■ WHAT TO WORK ON ■
Tally the lines holding the string "name" and reply with that number alone.
##############################
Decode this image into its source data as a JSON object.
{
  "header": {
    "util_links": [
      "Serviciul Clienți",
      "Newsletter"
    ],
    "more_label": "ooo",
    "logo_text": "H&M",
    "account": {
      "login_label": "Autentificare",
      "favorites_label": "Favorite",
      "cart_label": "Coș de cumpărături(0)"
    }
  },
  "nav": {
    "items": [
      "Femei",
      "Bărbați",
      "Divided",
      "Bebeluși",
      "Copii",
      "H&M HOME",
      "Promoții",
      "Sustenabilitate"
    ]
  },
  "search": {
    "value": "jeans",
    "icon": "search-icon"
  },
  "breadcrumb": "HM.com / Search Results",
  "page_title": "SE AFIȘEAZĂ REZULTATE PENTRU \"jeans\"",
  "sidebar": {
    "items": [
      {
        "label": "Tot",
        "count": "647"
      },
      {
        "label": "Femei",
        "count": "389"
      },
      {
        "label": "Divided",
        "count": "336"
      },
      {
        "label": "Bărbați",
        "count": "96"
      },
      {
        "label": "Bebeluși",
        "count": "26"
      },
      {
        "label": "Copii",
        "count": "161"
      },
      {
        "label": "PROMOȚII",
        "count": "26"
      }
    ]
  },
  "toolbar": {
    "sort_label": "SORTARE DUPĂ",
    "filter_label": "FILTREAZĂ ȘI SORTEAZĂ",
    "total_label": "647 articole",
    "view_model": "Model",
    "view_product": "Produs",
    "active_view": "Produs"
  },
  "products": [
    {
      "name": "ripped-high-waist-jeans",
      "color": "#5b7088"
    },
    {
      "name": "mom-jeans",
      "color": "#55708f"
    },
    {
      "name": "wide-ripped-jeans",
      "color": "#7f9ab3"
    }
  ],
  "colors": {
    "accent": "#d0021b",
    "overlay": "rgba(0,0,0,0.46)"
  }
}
##############################
■ CORRECT ANSWER ■
3